> Document:
- - - -

Robert E. Lee statue is removed from U.S. Capitol
The First Art Newspaper on the Net    Established in 1996 Sunday, December 22, 2024


Robert E. Lee statue is removed from U.S. Capitol
An empty space remains between two statues where Virginia's statue of Confederate Gen. Robert E. Lee stood in the Crypt of the US Capitol on December 21, 2020 in Washington, DC. Overnight, workers removed the statue, which had been in place since 1909. It will be relocated to the Virginia Museum of History & Culture. Cheriss May/Getty Images/AFP.

by Bryan Pietsch



WASHINGTON (NYT NEWS SERVICE).- Virginia’s statue of the Confederate general Robert E. Lee was removed from its post in the U.S. Capitol on Monday morning, closing a year that saw Confederate statues toppled as the nation reckoned with racism in its history and institutions.

In April, the month before the killing of George Floyd in Minneapolis would set off worldwide protests against racism and police brutality, Gov. Ralph Northam of Virginia signed legislation directing the creation of a commission to study the removal and replacement of the statue. (States are each allotted two statues to display in the U.S. Capitol; Virginia’s other statue is of George Washington.)

The commission’s eight members voted July 24 to recommend the removal of the Lee statue, which will be turned over to the Virginia Museum of History & Culture in Richmond.

The statue will be replaced with one of Barbara Johns, who as a 16-year-old defied school segregation in Virginia in 1951, Northam said. The governor, a Democrat, called her “a trailblazing young woman of color” who would inspire visitors to the Capitol to “create positive change in their communities, just like she did.”

Northam said in a statement Monday that the move was an “important step forward for our commonwealth and our country.” Sen. Tim Kaine, D-Va., was present for the statue’s removal and tweeted a video of workers hoisting it down at 4:02 a.m.

The House of Representatives, in a bipartisan vote of 305-113, moved in July to purge the Capitol of Confederate statues. In June, House Speaker Nancy Pelosi ordered that the portraits of four House speakers who had served in the Confederacy be removed.

Pelosi said in a statement Monday that the removal of Virginia’s statue was “welcome news,” noting that in her first term as speaker Congress removed the statue from National Statuary Hall, an ornate section of the Capitol where a select 35 statues are displayed. The statue of Lee was in the Capitol crypt, directly beneath the rotunda, when it was taken away, Kaine said.

- - - -

Excerpts from a layout annotation set:
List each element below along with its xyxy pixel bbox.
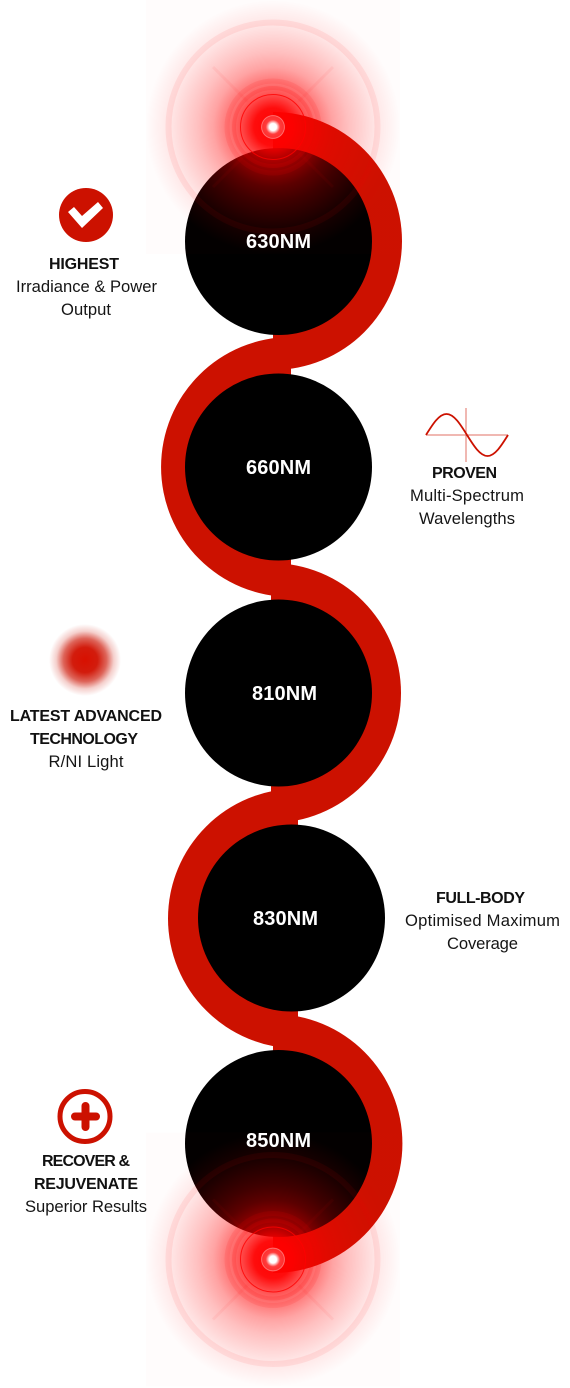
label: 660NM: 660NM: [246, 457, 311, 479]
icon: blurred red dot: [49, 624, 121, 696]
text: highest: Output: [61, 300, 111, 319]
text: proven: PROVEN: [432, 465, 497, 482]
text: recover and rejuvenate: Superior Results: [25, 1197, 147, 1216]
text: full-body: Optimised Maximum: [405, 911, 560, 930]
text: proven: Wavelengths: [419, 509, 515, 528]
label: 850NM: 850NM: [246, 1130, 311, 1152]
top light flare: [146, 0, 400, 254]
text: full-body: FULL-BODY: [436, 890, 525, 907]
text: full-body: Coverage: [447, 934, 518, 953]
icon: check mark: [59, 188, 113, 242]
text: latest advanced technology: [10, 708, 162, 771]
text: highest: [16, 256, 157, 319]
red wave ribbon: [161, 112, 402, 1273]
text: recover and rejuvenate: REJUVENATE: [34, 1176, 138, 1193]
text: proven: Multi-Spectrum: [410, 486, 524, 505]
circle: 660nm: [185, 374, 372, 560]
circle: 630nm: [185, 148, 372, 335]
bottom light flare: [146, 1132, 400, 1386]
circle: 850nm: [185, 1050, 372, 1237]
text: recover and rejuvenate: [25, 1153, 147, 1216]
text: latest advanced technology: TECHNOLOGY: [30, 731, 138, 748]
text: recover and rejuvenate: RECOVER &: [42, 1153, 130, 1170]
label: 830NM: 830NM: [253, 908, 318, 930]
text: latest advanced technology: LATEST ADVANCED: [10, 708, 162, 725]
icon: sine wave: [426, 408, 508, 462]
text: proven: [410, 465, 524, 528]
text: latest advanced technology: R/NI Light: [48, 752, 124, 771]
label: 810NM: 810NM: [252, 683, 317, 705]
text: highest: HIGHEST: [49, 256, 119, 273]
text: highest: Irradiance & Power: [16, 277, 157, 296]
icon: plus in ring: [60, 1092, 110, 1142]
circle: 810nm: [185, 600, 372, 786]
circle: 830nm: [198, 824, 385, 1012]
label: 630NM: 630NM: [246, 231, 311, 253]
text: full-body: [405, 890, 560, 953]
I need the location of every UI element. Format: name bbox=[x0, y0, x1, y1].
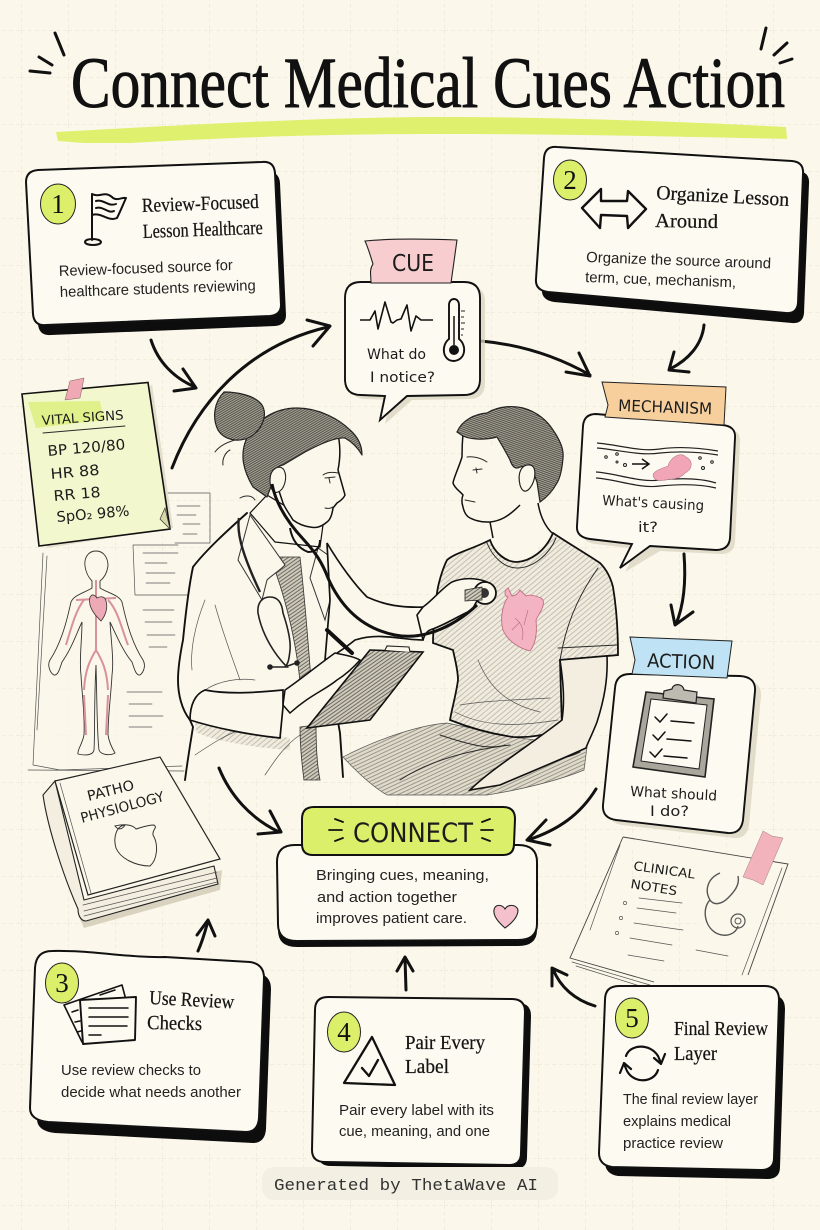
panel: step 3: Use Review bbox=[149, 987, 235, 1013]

- - - -

> Task list:
1. In the article on the Lee statue's removal from the Capitol, who will the replacement statue depict?
2. Resume the article on the Lee statue's removal from the Capitol, picking up right after its last sentence.

> Responses for each task:
1. Barbara Johns

2.
In June, Northam ordered the removal of another statue of Lee, in Richmond. The order was challenged by local residents, but a state judge ruled in October that the monument could be taken down.

That statue, on Monument Avenue, became a site of protest during the summer, with images of Harriet Tubman and George Floyd projected on it. The statue’s base was marked with graffiti and messages like “Stop killing us” and “Defund the police.”

The removal of yet another Lee statue, in Charlottesville, Virginia, was opposed by white supremacists who held a rally in 2017 that led to the killing of a counterprotester, Heather Heyer. A white supremacist, James Field, was convicted of murder and sentenced to life in prison for driving his car into a crowd, killing Heyer and injuring others.




At the time, President Donald Trump said of the rally that there had been “hatred, bigotry and violence on many sides.” White supremacists praised his comments.

Trump had threatened to hold up this year’s defense authorization bill over a provision — which had garnered strong bipartisan support — to strip the names of Confederate leaders from military bases. (The House and the Senate overwhelmingly passed the bill this month, defying the president’s veto threat.)

The president has called the removal of monuments to the Confederacy “foolish,” tweeting in 2017: “Sad to see the history and culture of our great country being ripped apart with the removal of our beautiful statues and monuments.” (That the toppling of Confederate monuments is an attack on American culture is a sentiment that has been echoed by various members of the Republican Party; one state senator-elect in Arizona criticized the statue’s removal on Monday, tweeting, “They are coming after all of us.”)

President-elect Joe Biden said in June that Confederate monuments “belong in museums; they don’t belong in public places.”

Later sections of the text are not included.